Exercise aim. Report how many lines in the listing below include the word "rank". Write nothing besides the number.

· · · ·

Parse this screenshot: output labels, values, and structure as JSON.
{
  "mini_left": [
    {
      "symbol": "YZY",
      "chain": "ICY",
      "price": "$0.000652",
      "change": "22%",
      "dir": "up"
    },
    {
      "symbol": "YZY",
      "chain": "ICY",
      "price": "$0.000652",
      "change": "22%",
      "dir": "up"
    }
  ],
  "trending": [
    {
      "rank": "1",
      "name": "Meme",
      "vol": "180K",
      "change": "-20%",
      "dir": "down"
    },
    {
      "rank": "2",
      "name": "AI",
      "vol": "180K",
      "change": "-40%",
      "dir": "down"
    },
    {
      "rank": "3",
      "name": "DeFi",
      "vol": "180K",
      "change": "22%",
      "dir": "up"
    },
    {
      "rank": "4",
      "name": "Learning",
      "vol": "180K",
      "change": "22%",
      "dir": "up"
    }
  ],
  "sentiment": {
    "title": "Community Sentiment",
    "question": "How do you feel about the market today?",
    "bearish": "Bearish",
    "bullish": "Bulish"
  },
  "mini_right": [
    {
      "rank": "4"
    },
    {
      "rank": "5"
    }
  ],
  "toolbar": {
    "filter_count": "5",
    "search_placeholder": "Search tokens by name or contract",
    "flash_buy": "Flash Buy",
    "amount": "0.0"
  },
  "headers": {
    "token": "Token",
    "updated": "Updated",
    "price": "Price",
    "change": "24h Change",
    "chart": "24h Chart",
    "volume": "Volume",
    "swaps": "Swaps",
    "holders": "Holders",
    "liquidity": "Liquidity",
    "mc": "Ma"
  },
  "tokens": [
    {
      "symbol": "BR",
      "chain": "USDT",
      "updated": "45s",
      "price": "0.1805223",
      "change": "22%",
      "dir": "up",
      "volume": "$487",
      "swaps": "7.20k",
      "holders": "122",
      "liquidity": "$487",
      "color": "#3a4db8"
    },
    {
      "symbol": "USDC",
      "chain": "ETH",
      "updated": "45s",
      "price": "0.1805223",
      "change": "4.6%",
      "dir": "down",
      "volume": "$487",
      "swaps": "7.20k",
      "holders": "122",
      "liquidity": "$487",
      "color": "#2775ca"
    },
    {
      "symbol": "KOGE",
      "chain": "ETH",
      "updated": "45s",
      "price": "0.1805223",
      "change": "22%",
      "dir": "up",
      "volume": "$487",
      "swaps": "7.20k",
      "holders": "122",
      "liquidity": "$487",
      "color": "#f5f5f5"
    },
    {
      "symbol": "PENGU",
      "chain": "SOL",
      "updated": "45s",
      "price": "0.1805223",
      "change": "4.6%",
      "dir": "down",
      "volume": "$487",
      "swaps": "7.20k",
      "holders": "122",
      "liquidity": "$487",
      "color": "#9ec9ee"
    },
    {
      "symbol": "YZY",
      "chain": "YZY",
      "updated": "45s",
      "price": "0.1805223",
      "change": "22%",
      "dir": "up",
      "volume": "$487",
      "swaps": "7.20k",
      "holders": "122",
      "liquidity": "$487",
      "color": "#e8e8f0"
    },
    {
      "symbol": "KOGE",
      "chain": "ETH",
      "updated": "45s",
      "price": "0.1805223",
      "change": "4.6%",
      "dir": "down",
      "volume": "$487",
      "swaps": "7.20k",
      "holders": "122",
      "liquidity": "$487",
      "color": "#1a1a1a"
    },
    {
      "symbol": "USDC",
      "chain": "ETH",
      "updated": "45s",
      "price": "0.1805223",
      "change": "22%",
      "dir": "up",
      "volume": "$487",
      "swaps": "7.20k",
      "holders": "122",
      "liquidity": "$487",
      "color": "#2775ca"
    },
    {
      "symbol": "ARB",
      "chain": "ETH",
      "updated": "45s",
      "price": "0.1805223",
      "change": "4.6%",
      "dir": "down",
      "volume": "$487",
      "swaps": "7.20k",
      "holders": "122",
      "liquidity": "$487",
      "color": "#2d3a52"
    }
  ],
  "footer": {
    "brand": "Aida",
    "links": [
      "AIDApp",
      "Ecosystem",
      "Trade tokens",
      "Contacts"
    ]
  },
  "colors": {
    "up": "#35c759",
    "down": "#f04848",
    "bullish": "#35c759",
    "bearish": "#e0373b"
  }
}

· · · ·

Full output. 6